▶ [Task prompt] Output the lines of the material verbatim, starting at the line containing "661, 559, 670]" and ending at the line containing "816, 391, 841]", with both ends included.

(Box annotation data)
* * * * *
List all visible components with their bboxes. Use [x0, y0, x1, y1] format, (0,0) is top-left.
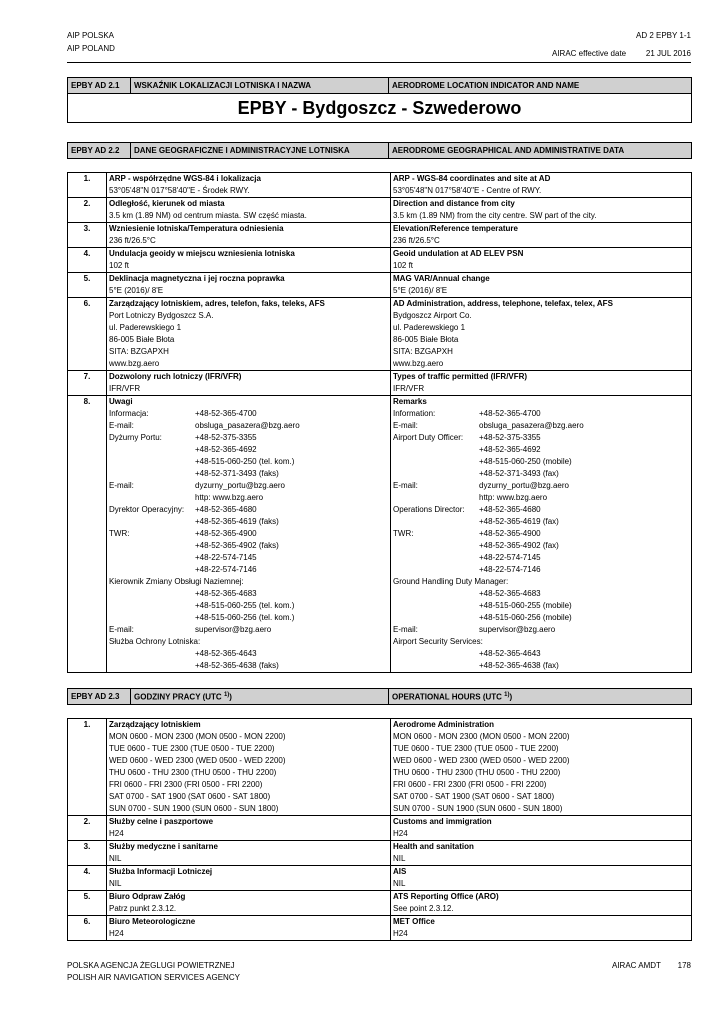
remarks-value: +48-52-365-4638 (fax)	[479, 661, 559, 670]
row-en-value: NIL	[393, 854, 406, 863]
row-pl-heading: Undulacja geoidy w miejscu wzniesienia lotniska	[109, 249, 295, 258]
row-pl	[107, 816, 391, 841]
row-en-heading: AD Administration, address, telephone, telefax, telex, AFS	[393, 299, 613, 308]
row-number: 1.	[68, 719, 107, 816]
remarks-label	[109, 648, 195, 660]
remarks-label	[109, 552, 195, 564]
row-number: 4.	[68, 866, 107, 891]
section-2-3-table	[67, 718, 692, 941]
header-aip-poland: AIP POLAND	[67, 44, 115, 53]
remarks-label: Dyżurny Portu:	[109, 433, 162, 442]
row-pl-line: FRI 0600 - FRI 2300 (FRI 0500 - FRI 2200)	[109, 780, 263, 789]
row-number: 6.	[68, 916, 107, 941]
row-number: 4.	[68, 248, 107, 273]
remarks-value: http: www.bzg.aero	[195, 493, 264, 502]
remarks-label	[109, 600, 195, 612]
remarks-label	[109, 516, 195, 528]
row-en-value: 236 ft/26.5°C	[393, 236, 440, 245]
row-en-value: H24	[393, 929, 408, 938]
data-row	[68, 273, 692, 298]
row-pl-value: NIL	[109, 854, 122, 863]
footer-amdt-number: 178	[677, 961, 691, 970]
row-pl-heading: Służby celne i paszportowe	[109, 817, 214, 826]
remarks-value: +48-515-060-250 (tel. kom.)	[195, 457, 295, 466]
remarks-value: +48-515-060-256 (tel. kom.)	[195, 613, 295, 622]
row-en-heading: ARP - WGS-84 coordinates and site at AD	[393, 174, 551, 183]
row-en	[391, 223, 692, 248]
row-pl-heading: Biuro Odpraw Załóg	[109, 892, 186, 901]
row-en-value: See point 2.3.12.	[393, 904, 454, 913]
remarks-label	[109, 660, 195, 672]
remarks-label	[393, 468, 479, 480]
remarks-label: Informacja:	[109, 409, 149, 418]
remarks-label: E-mail:	[393, 421, 418, 430]
row-en-heading: Geoid undulation at AD ELEV PSN	[393, 249, 524, 258]
row-pl-line: SUN 0700 - SUN 1900 (SUN 0600 - SUN 1800)	[109, 804, 279, 813]
row-pl-line: TUE 0600 - TUE 2300 (TUE 0500 - TUE 2200)	[109, 744, 275, 753]
remarks-label	[109, 588, 195, 600]
section-2-1	[67, 77, 692, 123]
remarks-label	[109, 456, 195, 468]
row-en	[391, 248, 692, 273]
row-en-line: FRI 0600 - FRI 2300 (FRI 0500 - FRI 2200)	[393, 780, 547, 789]
remarks-value: +48-515-060-256 (mobile)	[479, 613, 572, 622]
row-pl	[107, 841, 391, 866]
remarks-label	[109, 612, 195, 624]
row-en-value: 3.5 km (1.89 NM) from the city centre. SW part of the city.	[393, 211, 597, 220]
remarks-value: +48-22-574-7145	[479, 553, 541, 562]
remarks-value: http: www.bzg.aero	[479, 493, 548, 502]
row-pl	[107, 273, 391, 298]
row-pl-line: SAT 0700 - SAT 1900 (SAT 0600 - SAT 1800)	[109, 792, 271, 801]
s21-title-en: AERODROME LOCATION INDICATOR AND NAME	[389, 78, 692, 94]
remarks-value: +48-52-365-4700	[195, 409, 257, 418]
remarks-value: +48-52-365-4638 (faks)	[195, 661, 279, 670]
row-pl-value: 53°05'48"N 017°58'40"E - Środek RWY.	[109, 186, 250, 195]
remarks-label: Służba Ochrony Lotniska:	[109, 637, 201, 646]
remarks-value: +48-52-365-4680	[479, 505, 541, 514]
remarks-value: +48-52-371-3493 (faks)	[195, 469, 279, 478]
remarks-label	[393, 588, 479, 600]
row-pl	[107, 371, 391, 396]
row-en-heading: Customs and immigration	[393, 817, 492, 826]
s21-code: EPBY AD 2.1	[68, 78, 131, 94]
remarks-label: Kierownik Zmiany Obsługi Naziemnej:	[109, 577, 244, 586]
remarks-label	[393, 660, 479, 672]
row-en	[391, 719, 692, 816]
remarks-grid	[109, 408, 388, 672]
remarks-value: dyzurny_portu@bzg.aero	[195, 481, 285, 490]
hours-row	[68, 841, 692, 866]
section-2-2-header	[67, 142, 692, 159]
row-en-value: IFR/VFR	[393, 384, 425, 393]
remarks-value: +48-52-371-3493 (fax)	[479, 469, 559, 478]
row-pl-line: SITA: BZGAPXH	[109, 347, 169, 356]
remarks-value: +48-52-365-4683	[195, 589, 257, 598]
row-pl-line: www.bzg.aero	[109, 359, 160, 368]
row-pl	[107, 223, 391, 248]
hours-row-administration	[68, 719, 692, 816]
remarks-value: +48-22-574-7145	[195, 553, 257, 562]
remarks-label	[393, 552, 479, 564]
row-pl-line: THU 0600 - THU 2300 (THU 0500 - THU 2200)	[109, 768, 277, 777]
row-number: 3.	[68, 223, 107, 248]
data-row	[68, 223, 692, 248]
remarks-value: +48-52-365-4700	[479, 409, 541, 418]
remarks-label: E-mail:	[393, 481, 418, 490]
row-en-line: THU 0600 - THU 2300 (THU 0500 - THU 2200)	[393, 768, 561, 777]
row-pl-value: NIL	[109, 879, 122, 888]
row-number: 5.	[68, 891, 107, 916]
remarks-value: supervisor@bzg.aero	[195, 625, 272, 634]
row-pl-value: IFR/VFR	[109, 384, 141, 393]
row-pl	[107, 916, 391, 941]
remarks-label	[109, 540, 195, 552]
row-en-heading: AIS	[393, 867, 407, 876]
row-number: 6.	[68, 298, 107, 371]
remarks-label	[109, 564, 195, 576]
remarks-label	[109, 444, 195, 456]
aerodrome-name: EPBY - Bydgoszcz - Szwederowo	[68, 94, 692, 123]
row-number: 5.	[68, 273, 107, 298]
row-en-line: ul. Paderewskiego 1	[393, 323, 466, 332]
remarks-value: +48-515-060-255 (tel. kom.)	[195, 601, 295, 610]
remarks-label	[393, 492, 479, 504]
remarks-value: +48-52-375-3355	[479, 433, 541, 442]
row-en	[391, 371, 692, 396]
row-number: 3.	[68, 841, 107, 866]
row-en	[391, 916, 692, 941]
header-date: 21 JUL 2016	[645, 49, 691, 58]
row-pl-heading: Biuro Meteorologiczne	[109, 917, 196, 926]
row-en-line: SUN 0700 - SUN 1900 (SUN 0600 - SUN 1800)	[393, 804, 563, 813]
row-number: 1.	[68, 173, 107, 198]
row-pl-line: MON 0600 - MON 2300 (MON 0500 - MON 2200)	[109, 732, 286, 741]
row-pl-heading: ARP - współrzędne WGS-84 i lokalizacja	[109, 174, 261, 183]
data-row-traffic	[68, 371, 692, 396]
remarks-value: +48-52-365-4692	[195, 445, 257, 454]
row-pl-value: H24	[109, 929, 124, 938]
remarks-grid	[393, 408, 689, 672]
row-en-value: 5°E (2016)/ 8'E	[393, 286, 448, 295]
row-en	[391, 816, 692, 841]
remarks-value: +48-22-574-7146	[195, 565, 257, 574]
remarks-label: Ground Handling Duty Manager:	[393, 577, 509, 586]
remarks-pl	[107, 396, 391, 673]
row-en-heading: Types of traffic permitted (IFR/VFR)	[393, 372, 528, 381]
s22-title-pl: DANE GEOGRAFICZNE I ADMINISTRACYJNE LOTNISKA	[131, 143, 389, 159]
remarks-heading: Remarks	[393, 397, 427, 406]
row-number: 2.	[68, 816, 107, 841]
row-pl-value: 102 ft	[109, 261, 130, 270]
row-en-line: WED 0600 - WED 2300 (WED 0500 - WED 2200)	[393, 756, 570, 765]
row-en	[391, 891, 692, 916]
remarks-value: +48-515-060-250 (mobile)	[479, 457, 572, 466]
header-airac-label: AIRAC effective date	[552, 49, 627, 58]
row-pl-heading: Zarządzający lotniskiem, adres, telefon, faks, teleks, AFS	[109, 299, 325, 308]
remarks-label: E-mail:	[109, 625, 134, 634]
row-pl-heading: Zarządzający lotniskiem	[109, 720, 201, 729]
row-en	[391, 198, 692, 223]
remarks-value: dyzurny_portu@bzg.aero	[479, 481, 569, 490]
row-en-value: 53°05'48"N 017°58'40"E - Centre of RWY.	[393, 186, 542, 195]
remarks-label	[393, 516, 479, 528]
remarks-value: +48-52-365-4643	[195, 649, 257, 658]
section-2-3-header	[67, 688, 692, 705]
row-pl-heading: Służby medyczne i sanitarne	[109, 842, 218, 851]
row-pl-heading: Odległość, kierunek od miasta	[109, 199, 225, 208]
row-en	[391, 866, 692, 891]
remarks-value: +48-52-365-4900	[195, 529, 257, 538]
remarks-value: +48-52-365-4680	[195, 505, 257, 514]
row-en-line: SITA: BZGAPXH	[393, 347, 453, 356]
remarks-label: Dyrektor Operacyjny:	[109, 505, 185, 514]
remarks-value: +48-52-365-4643	[479, 649, 541, 658]
row-pl-line: ul. Paderewskiego 1	[109, 323, 182, 332]
remarks-label: Information:	[393, 409, 436, 418]
row-en-heading: ATS Reporting Office (ARO)	[393, 892, 499, 901]
row-en-line: TUE 0600 - TUE 2300 (TUE 0500 - TUE 2200)	[393, 744, 559, 753]
s22-code: EPBY AD 2.2	[68, 143, 131, 159]
remarks-value: +48-52-365-4902 (fax)	[479, 541, 559, 550]
remarks-label: TWR:	[109, 529, 130, 538]
s23-title-pl: GODZINY PRACY (UTC $^{1)}$)	[131, 689, 389, 705]
row-pl-line: 86-005 Białe Błota	[109, 335, 175, 344]
row-en-heading: Elevation/Reference temperature	[393, 224, 518, 233]
row-pl-value: 236 ft/26.5°C	[109, 236, 156, 245]
row-en-heading: MET Office	[393, 917, 435, 926]
remarks-label	[393, 648, 479, 660]
remarks-label: Operations Director:	[393, 505, 465, 514]
remarks-label	[393, 456, 479, 468]
remarks-value: +48-52-365-4902 (faks)	[195, 541, 279, 550]
s23-code: EPBY AD 2.3	[68, 689, 131, 705]
data-row	[68, 248, 692, 273]
row-number: 7.	[68, 371, 107, 396]
footer-agency-pl: POLSKA AGENCJA ŻEGLUGI POWIETRZNEJ	[67, 961, 235, 970]
row-pl-heading: Służba Informacji Lotniczej	[109, 867, 213, 876]
remarks-label: E-mail:	[109, 481, 134, 490]
s22-title-en: AERODROME GEOGRAPHICAL AND ADMINISTRATIVE DATA	[389, 143, 692, 159]
s23-title-en: OPERATIONAL HOURS (UTC $^{1)}$)	[389, 689, 692, 705]
hours-row	[68, 816, 692, 841]
data-row	[68, 173, 692, 198]
remarks-label	[393, 612, 479, 624]
row-pl-value: 3.5 km (1.89 NM) od centrum miasta. SW część miasta.	[109, 211, 307, 220]
remarks-value: +48-52-365-4900	[479, 529, 541, 538]
section-2-2-table	[67, 172, 692, 673]
header-rule	[67, 62, 691, 63]
row-pl-value: 5°E (2016)/ 8'E	[109, 286, 164, 295]
data-row	[68, 198, 692, 223]
remarks-value: +48-52-365-4683	[479, 589, 541, 598]
row-en	[391, 273, 692, 298]
row-pl	[107, 173, 391, 198]
header-page-ref: AD 2 EPBY 1-1	[636, 31, 691, 40]
header-aip-polska: AIP POLSKA	[67, 31, 114, 40]
row-en-heading: Health and sanitation	[393, 842, 474, 851]
remarks-value: obsluga_pasazera@bzg.aero	[479, 421, 584, 430]
data-row-administration	[68, 298, 692, 371]
data-row-remarks	[68, 396, 692, 673]
row-en-line: SAT 0700 - SAT 1900 (SAT 0600 - SAT 1800)	[393, 792, 555, 801]
row-en	[391, 298, 692, 371]
row-en-value: NIL	[393, 879, 406, 888]
remarks-value: +48-52-365-4692	[479, 445, 541, 454]
row-number: 2.	[68, 198, 107, 223]
remarks-value: +48-22-574-7146	[479, 565, 541, 574]
row-en-heading: MAG VAR/Annual change	[393, 274, 490, 283]
remarks-label	[109, 492, 195, 504]
remarks-label: Airport Duty Officer:	[393, 433, 464, 442]
row-pl-heading: Wzniesienie lotniska/Temperatura odniesienia	[109, 224, 284, 233]
row-number: 8.	[68, 396, 107, 673]
row-en-value: 102 ft	[393, 261, 414, 270]
footer-amdt-label: AIRAC AMDT	[612, 961, 661, 970]
hours-row	[68, 916, 692, 941]
row-en-line: www.bzg.aero	[393, 359, 444, 368]
remarks-en	[391, 396, 692, 673]
row-en-heading: Aerodrome Administration	[393, 720, 495, 729]
row-en-heading: Direction and distance from city	[393, 199, 515, 208]
row-en-line: MON 0600 - MON 2300 (MON 0500 - MON 2200)	[393, 732, 570, 741]
remarks-heading: Uwagi	[109, 397, 133, 406]
remarks-value: supervisor@bzg.aero	[479, 625, 556, 634]
row-pl-line: WED 0600 - WED 2300 (WED 0500 - WED 2200)	[109, 756, 286, 765]
row-pl	[107, 891, 391, 916]
hours-row	[68, 891, 692, 916]
row-pl	[107, 866, 391, 891]
remarks-label: Airport Security Services:	[393, 637, 483, 646]
s21-title-pl: WSKAŹNIK LOKALIZACJI LOTNISKA I NAZWA	[131, 78, 389, 94]
row-pl	[107, 248, 391, 273]
row-pl	[107, 719, 391, 816]
remarks-label: TWR:	[393, 529, 414, 538]
remarks-label	[393, 564, 479, 576]
remarks-label: E-mail:	[393, 625, 418, 634]
row-pl	[107, 298, 391, 371]
row-pl-line: Port Lotniczy Bydgoszcz S.A.	[109, 311, 214, 320]
row-pl-value: Patrz punkt 2.3.12.	[109, 904, 177, 913]
remarks-label	[109, 468, 195, 480]
row-en-line: 86-005 Białe Błota	[393, 335, 459, 344]
remarks-value: +48-52-375-3355	[195, 433, 257, 442]
row-pl-heading: Deklinacja magnetyczna i jej roczna poprawka	[109, 274, 285, 283]
hours-row	[68, 866, 692, 891]
row-pl-value: H24	[109, 829, 124, 838]
remarks-value: +48-52-365-4619 (faks)	[195, 517, 279, 526]
remarks-label: E-mail:	[109, 421, 134, 430]
row-pl	[107, 198, 391, 223]
remarks-label	[393, 540, 479, 552]
footer-agency-en: POLISH AIR NAVIGATION SERVICES AGENCY	[67, 973, 240, 982]
row-en-value: H24	[393, 829, 408, 838]
row-pl-heading: Dozwolony ruch lotniczy (IFR/VFR)	[109, 372, 242, 381]
remarks-label	[393, 600, 479, 612]
row-en	[391, 173, 692, 198]
row-en-line: Bydgoszcz Airport Co.	[393, 311, 472, 320]
remarks-value: +48-52-365-4619 (fax)	[479, 517, 559, 526]
remarks-label	[393, 444, 479, 456]
remarks-value: +48-515-060-255 (mobile)	[479, 601, 572, 610]
remarks-value: obsluga_pasazera@bzg.aero	[195, 421, 300, 430]
row-en	[391, 841, 692, 866]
* * * * *
▶ [Reply]
remarks-value: +48-52-365-4638 (fax)	[479, 661, 559, 670]
row-en-value: NIL	[393, 854, 406, 863]
row-pl-heading: Undulacja geoidy w miejscu wzniesienia lotniska	[109, 249, 295, 258]
row-pl	[107, 816, 391, 841]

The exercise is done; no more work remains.